GOAL: Copy every entry word for word, but skip the pictures.

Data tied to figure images
· · · · · · ·
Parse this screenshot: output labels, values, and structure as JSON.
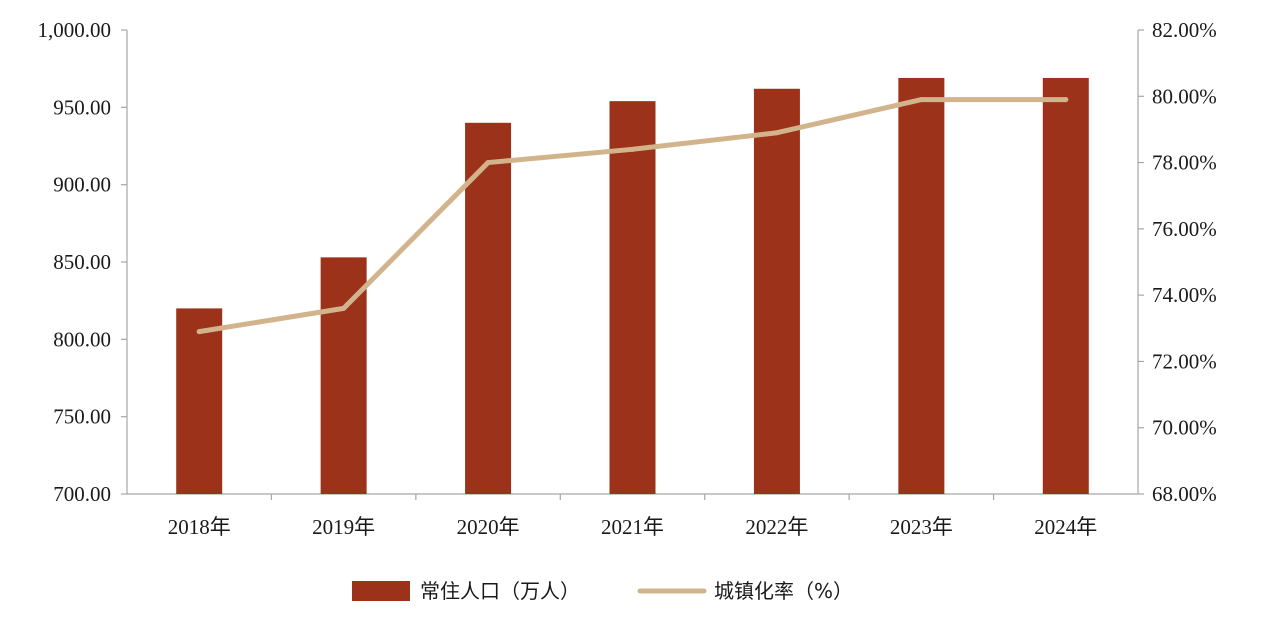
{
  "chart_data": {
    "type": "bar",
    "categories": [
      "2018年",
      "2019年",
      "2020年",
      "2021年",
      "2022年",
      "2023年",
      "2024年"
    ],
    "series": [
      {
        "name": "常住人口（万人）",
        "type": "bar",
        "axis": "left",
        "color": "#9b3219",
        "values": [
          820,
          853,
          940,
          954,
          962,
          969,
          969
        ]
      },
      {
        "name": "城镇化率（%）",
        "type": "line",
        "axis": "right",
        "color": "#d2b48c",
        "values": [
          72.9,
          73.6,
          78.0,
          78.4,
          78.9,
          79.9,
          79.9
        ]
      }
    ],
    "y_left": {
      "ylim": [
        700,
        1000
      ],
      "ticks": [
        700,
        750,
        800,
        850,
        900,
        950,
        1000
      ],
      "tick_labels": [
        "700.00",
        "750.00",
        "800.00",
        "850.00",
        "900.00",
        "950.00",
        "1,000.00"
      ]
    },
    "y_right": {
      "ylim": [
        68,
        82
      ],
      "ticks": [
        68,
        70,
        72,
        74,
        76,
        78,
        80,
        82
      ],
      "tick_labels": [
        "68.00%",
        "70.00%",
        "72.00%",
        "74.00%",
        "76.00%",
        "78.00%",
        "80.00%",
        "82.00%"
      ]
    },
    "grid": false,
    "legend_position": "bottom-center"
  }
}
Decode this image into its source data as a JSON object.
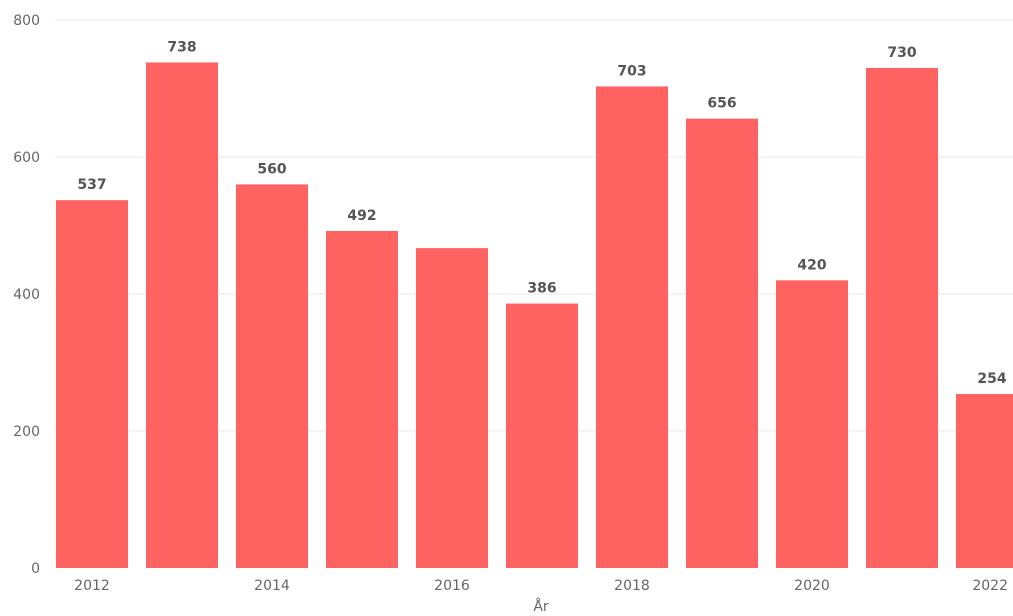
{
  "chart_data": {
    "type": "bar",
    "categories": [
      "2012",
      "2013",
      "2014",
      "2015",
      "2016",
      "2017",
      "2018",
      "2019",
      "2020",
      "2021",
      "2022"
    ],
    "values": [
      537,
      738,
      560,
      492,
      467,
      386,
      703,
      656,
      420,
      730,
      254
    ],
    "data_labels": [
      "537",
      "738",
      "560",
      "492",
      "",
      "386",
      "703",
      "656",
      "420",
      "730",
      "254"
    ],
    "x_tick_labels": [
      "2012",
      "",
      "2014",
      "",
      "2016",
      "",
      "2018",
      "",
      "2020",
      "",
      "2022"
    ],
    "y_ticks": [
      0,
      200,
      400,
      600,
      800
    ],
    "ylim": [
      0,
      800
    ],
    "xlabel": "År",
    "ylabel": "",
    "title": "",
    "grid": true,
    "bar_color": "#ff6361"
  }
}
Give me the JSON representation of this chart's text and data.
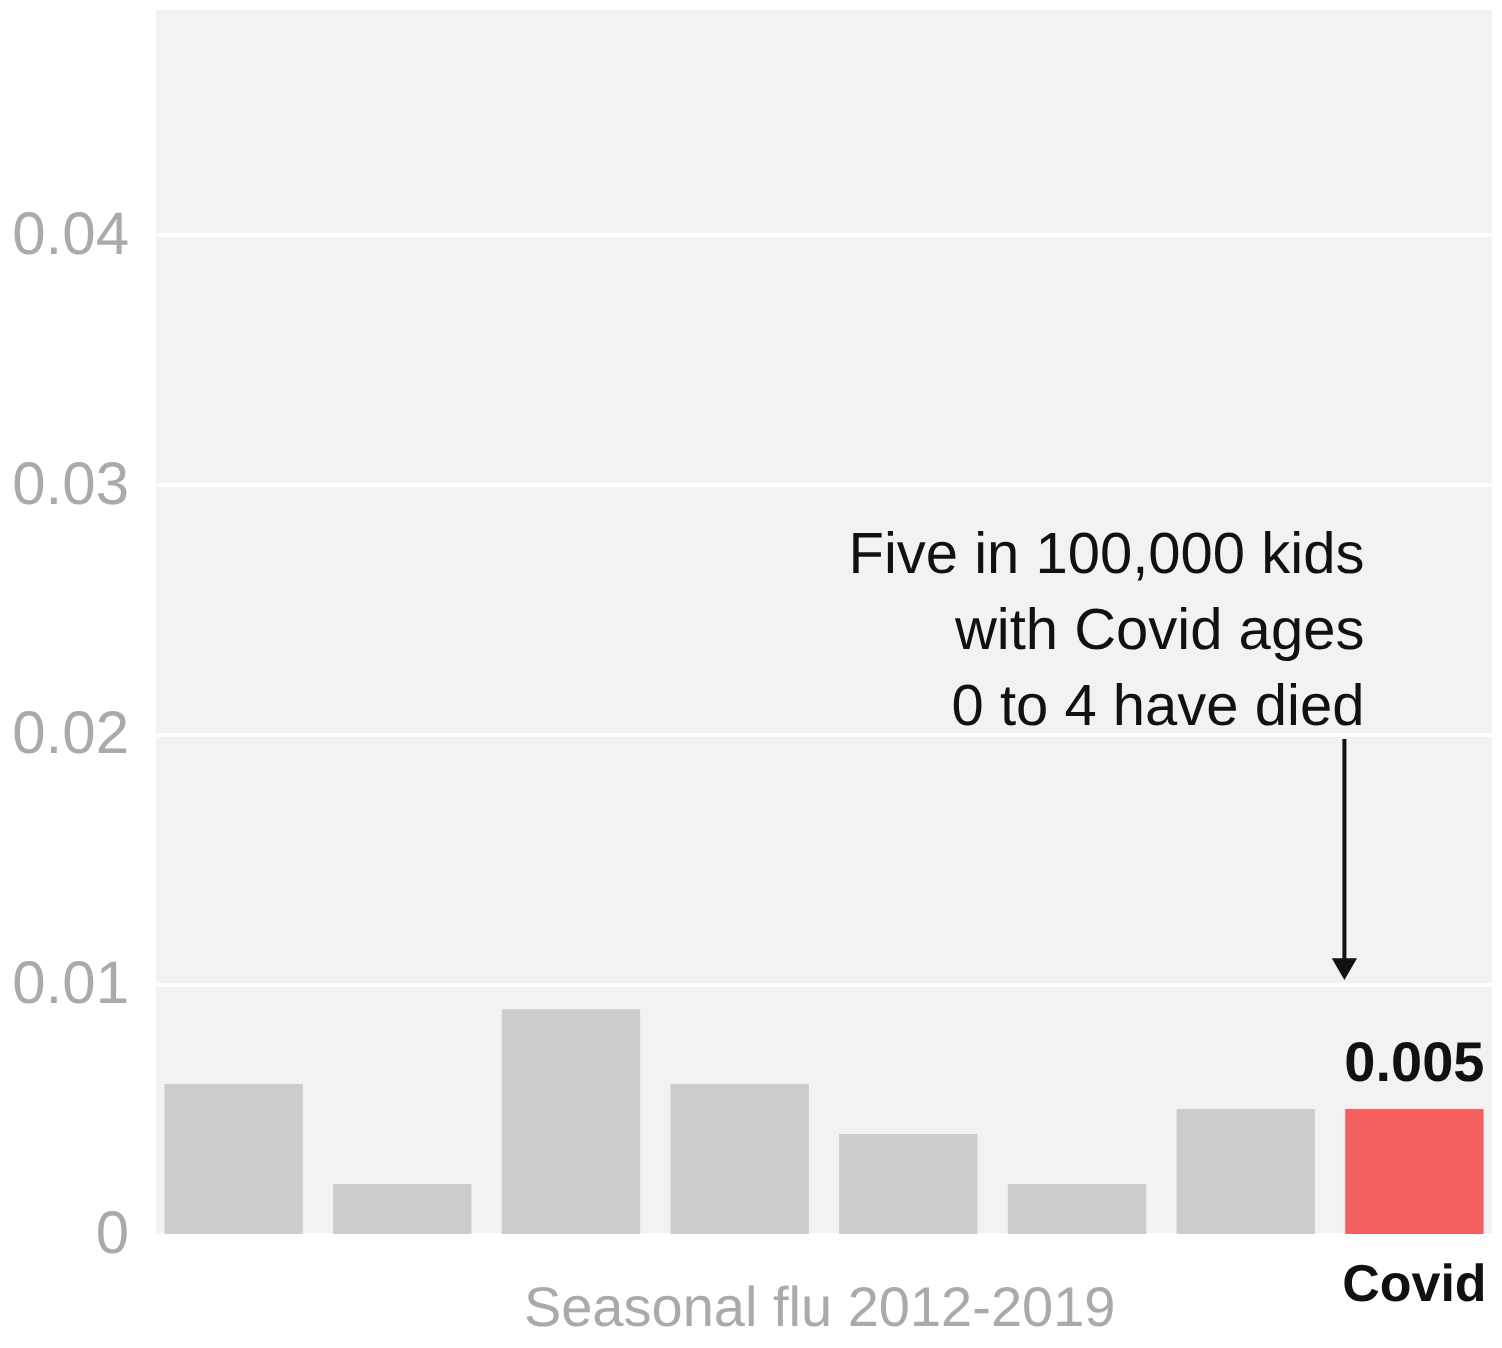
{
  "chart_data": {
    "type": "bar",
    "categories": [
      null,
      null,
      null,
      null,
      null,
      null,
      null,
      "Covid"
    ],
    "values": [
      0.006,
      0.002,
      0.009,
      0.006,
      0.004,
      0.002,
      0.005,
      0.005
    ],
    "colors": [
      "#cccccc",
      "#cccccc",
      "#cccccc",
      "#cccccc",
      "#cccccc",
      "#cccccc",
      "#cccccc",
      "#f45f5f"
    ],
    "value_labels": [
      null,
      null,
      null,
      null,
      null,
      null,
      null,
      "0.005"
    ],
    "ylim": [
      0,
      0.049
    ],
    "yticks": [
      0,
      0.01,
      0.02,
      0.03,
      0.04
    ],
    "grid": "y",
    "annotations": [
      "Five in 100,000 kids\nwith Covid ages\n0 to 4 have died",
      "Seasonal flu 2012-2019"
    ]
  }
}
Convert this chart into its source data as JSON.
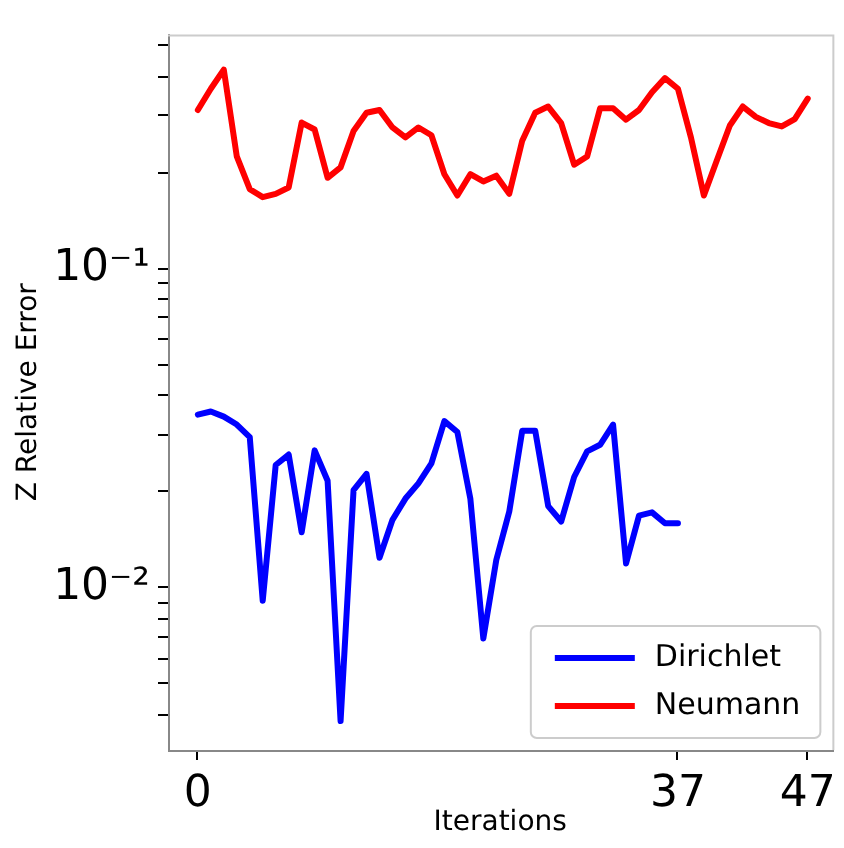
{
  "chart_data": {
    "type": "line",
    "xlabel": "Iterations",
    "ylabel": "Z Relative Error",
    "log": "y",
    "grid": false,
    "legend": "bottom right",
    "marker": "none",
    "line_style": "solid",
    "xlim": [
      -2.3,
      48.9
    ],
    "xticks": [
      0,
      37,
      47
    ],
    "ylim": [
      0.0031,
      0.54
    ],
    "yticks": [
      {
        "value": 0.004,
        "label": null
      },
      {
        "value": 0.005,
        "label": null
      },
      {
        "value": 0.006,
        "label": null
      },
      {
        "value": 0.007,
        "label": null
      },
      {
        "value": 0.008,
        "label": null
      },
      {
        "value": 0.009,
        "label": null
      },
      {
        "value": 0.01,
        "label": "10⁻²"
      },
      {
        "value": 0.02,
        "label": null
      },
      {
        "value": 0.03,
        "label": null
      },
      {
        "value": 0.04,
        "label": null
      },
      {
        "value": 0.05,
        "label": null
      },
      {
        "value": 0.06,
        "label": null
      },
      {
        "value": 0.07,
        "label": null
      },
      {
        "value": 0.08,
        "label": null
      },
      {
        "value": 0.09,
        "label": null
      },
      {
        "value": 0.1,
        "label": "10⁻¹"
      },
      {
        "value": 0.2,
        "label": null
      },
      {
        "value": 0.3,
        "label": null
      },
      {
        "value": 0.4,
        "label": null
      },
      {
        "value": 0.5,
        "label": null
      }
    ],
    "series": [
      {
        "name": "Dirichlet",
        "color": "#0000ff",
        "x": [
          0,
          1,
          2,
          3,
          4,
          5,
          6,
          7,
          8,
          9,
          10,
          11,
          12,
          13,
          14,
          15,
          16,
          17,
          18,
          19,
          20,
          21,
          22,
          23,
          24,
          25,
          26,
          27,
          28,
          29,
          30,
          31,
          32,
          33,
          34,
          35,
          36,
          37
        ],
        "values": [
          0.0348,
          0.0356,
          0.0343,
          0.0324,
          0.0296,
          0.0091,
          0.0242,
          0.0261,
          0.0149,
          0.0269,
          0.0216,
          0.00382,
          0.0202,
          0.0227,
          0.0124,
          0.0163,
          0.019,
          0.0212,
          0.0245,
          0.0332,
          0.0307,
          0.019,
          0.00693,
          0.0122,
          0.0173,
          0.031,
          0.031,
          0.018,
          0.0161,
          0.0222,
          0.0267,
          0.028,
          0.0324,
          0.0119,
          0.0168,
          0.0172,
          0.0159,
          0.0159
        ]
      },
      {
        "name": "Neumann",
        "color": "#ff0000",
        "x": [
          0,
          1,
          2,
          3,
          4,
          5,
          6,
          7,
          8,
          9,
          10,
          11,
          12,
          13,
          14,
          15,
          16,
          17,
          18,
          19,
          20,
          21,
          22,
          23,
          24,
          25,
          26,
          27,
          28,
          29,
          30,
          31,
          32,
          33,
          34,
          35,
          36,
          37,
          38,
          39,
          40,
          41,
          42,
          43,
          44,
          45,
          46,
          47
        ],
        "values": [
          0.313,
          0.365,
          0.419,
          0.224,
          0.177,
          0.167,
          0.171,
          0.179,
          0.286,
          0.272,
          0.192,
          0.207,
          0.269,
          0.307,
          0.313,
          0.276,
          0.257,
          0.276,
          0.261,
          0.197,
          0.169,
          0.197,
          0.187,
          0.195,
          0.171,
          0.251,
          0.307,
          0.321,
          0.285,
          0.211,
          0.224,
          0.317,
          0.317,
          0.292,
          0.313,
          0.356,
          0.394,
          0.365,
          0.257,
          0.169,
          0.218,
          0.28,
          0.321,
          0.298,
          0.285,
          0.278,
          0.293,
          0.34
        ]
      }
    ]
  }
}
· · · · · · ·
TASK RESPONSE:
Parse this screenshot: output labels, values, and structure as JSON.
{
  "chart_data": {
    "type": "bar",
    "categories": [
      "2018年",
      "2019年",
      "2020年",
      "2021年",
      "2022年",
      "2023年",
      "2024年"
    ],
    "series": [
      {
        "name": "常住人口（万人）",
        "type": "bar",
        "axis": "left",
        "color": "#9b3219",
        "values": [
          820,
          853,
          940,
          954,
          962,
          969,
          969
        ]
      },
      {
        "name": "城镇化率（%）",
        "type": "line",
        "axis": "right",
        "color": "#d2b48c",
        "values": [
          72.9,
          73.6,
          78.0,
          78.4,
          78.9,
          79.9,
          79.9
        ]
      }
    ],
    "y_left": {
      "ylim": [
        700,
        1000
      ],
      "ticks": [
        700,
        750,
        800,
        850,
        900,
        950,
        1000
      ],
      "tick_labels": [
        "700.00",
        "750.00",
        "800.00",
        "850.00",
        "900.00",
        "950.00",
        "1,000.00"
      ]
    },
    "y_right": {
      "ylim": [
        68,
        82
      ],
      "ticks": [
        68,
        70,
        72,
        74,
        76,
        78,
        80,
        82
      ],
      "tick_labels": [
        "68.00%",
        "70.00%",
        "72.00%",
        "74.00%",
        "76.00%",
        "78.00%",
        "80.00%",
        "82.00%"
      ]
    },
    "grid": false,
    "legend_position": "bottom-center"
  }
}
Decode this image into its source data as a JSON object.
{
  "chart_data": {
    "type": "bar",
    "categories": [
      "2012",
      "2013",
      "2014",
      "2015",
      "2016",
      "2017",
      "2018",
      "2019",
      "2020",
      "2021",
      "2022"
    ],
    "values": [
      537,
      738,
      560,
      492,
      467,
      386,
      703,
      656,
      420,
      730,
      254
    ],
    "data_labels": [
      "537",
      "738",
      "560",
      "492",
      "",
      "386",
      "703",
      "656",
      "420",
      "730",
      "254"
    ],
    "x_tick_labels": [
      "2012",
      "",
      "2014",
      "",
      "2016",
      "",
      "2018",
      "",
      "2020",
      "",
      "2022"
    ],
    "y_ticks": [
      0,
      200,
      400,
      600,
      800
    ],
    "ylim": [
      0,
      800
    ],
    "xlabel": "År",
    "ylabel": "",
    "title": "",
    "grid": true,
    "bar_color": "#ff6361"
  }
}
Give me the JSON representation of this chart's text and data.
{
  "chart_data": {
    "type": "bar",
    "categories": [
      null,
      null,
      null,
      null,
      null,
      null,
      null,
      "Covid"
    ],
    "values": [
      0.006,
      0.002,
      0.009,
      0.006,
      0.004,
      0.002,
      0.005,
      0.005
    ],
    "colors": [
      "#cccccc",
      "#cccccc",
      "#cccccc",
      "#cccccc",
      "#cccccc",
      "#cccccc",
      "#cccccc",
      "#f45f5f"
    ],
    "value_labels": [
      null,
      null,
      null,
      null,
      null,
      null,
      null,
      "0.005"
    ],
    "ylim": [
      0,
      0.049
    ],
    "yticks": [
      0,
      0.01,
      0.02,
      0.03,
      0.04
    ],
    "grid": "y",
    "annotations": [
      "Five in 100,000 kids\nwith Covid ages\n0 to 4 have died",
      "Seasonal flu 2012-2019"
    ]
  }
}
Convert this chart into its source data as JSON.
{
  "chart_data": {
    "type": "line",
    "xlabel": "Iterations",
    "ylabel": "Z Relative Error",
    "log": "y",
    "grid": false,
    "legend": "bottom right",
    "marker": "none",
    "line_style": "solid",
    "xlim": [
      -2.3,
      48.9
    ],
    "xticks": [
      0,
      37,
      47
    ],
    "ylim": [
      0.0031,
      0.54
    ],
    "yticks": [
      {
        "value": 0.004,
        "label": null
      },
      {
        "value": 0.005,
        "label": null
      },
      {
        "value": 0.006,
        "label": null
      },
      {
        "value": 0.007,
        "label": null
      },
      {
        "value": 0.008,
        "label": null
      },
      {
        "value": 0.009,
        "label": null
      },
      {
        "value": 0.01,
        "label": "10⁻²"
      },
      {
        "value": 0.02,
        "label": null
      },
      {
        "value": 0.03,
        "label": null
      },
      {
        "value": 0.04,
        "label": null
      },
      {
        "value": 0.05,
        "label": null
      },
      {
        "value": 0.06,
        "label": null
      },
      {
        "value": 0.07,
        "label": null
      },
      {
        "value": 0.08,
        "label": null
      },
      {
        "value": 0.09,
        "label": null
      },
      {
        "value": 0.1,
        "label": "10⁻¹"
      },
      {
        "value": 0.2,
        "label": null
      },
      {
        "value": 0.3,
        "label": null
      },
      {
        "value": 0.4,
        "label": null
      },
      {
        "value": 0.5,
        "label": null
      }
    ],
    "series": [
      {
        "name": "Dirichlet",
        "color": "#0000ff",
        "x": [
          0,
          1,
          2,
          3,
          4,
          5,
          6,
          7,
          8,
          9,
          10,
          11,
          12,
          13,
          14,
          15,
          16,
          17,
          18,
          19,
          20,
          21,
          22,
          23,
          24,
          25,
          26,
          27,
          28,
          29,
          30,
          31,
          32,
          33,
          34,
          35,
          36,
          37
        ],
        "values": [
          0.0348,
          0.0356,
          0.0343,
          0.0324,
          0.0296,
          0.0091,
          0.0242,
          0.0261,
          0.0149,
          0.0269,
          0.0216,
          0.00382,
          0.0202,
          0.0227,
          0.0124,
          0.0163,
          0.019,
          0.0212,
          0.0245,
          0.0332,
          0.0307,
          0.019,
          0.00693,
          0.0122,
          0.0173,
          0.031,
          0.031,
          0.018,
          0.0161,
          0.0222,
          0.0267,
          0.028,
          0.0324,
          0.0119,
          0.0168,
          0.0172,
          0.0159,
          0.0159
        ]
      },
      {
        "name": "Neumann",
        "color": "#ff0000",
        "x": [
          0,
          1,
          2,
          3,
          4,
          5,
          6,
          7,
          8,
          9,
          10,
          11,
          12,
          13,
          14,
          15,
          16,
          17,
          18,
          19,
          20,
          21,
          22,
          23,
          24,
          25,
          26,
          27,
          28,
          29,
          30,
          31,
          32,
          33,
          34,
          35,
          36,
          37,
          38,
          39,
          40,
          41,
          42,
          43,
          44,
          45,
          46,
          47
        ],
        "values": [
          0.313,
          0.365,
          0.419,
          0.224,
          0.177,
          0.167,
          0.171,
          0.179,
          0.286,
          0.272,
          0.192,
          0.207,
          0.269,
          0.307,
          0.313,
          0.276,
          0.257,
          0.276,
          0.261,
          0.197,
          0.169,
          0.197,
          0.187,
          0.195,
          0.171,
          0.251,
          0.307,
          0.321,
          0.285,
          0.211,
          0.224,
          0.317,
          0.317,
          0.292,
          0.313,
          0.356,
          0.394,
          0.365,
          0.257,
          0.169,
          0.218,
          0.28,
          0.321,
          0.298,
          0.285,
          0.278,
          0.293,
          0.34
        ]
      }
    ]
  }
}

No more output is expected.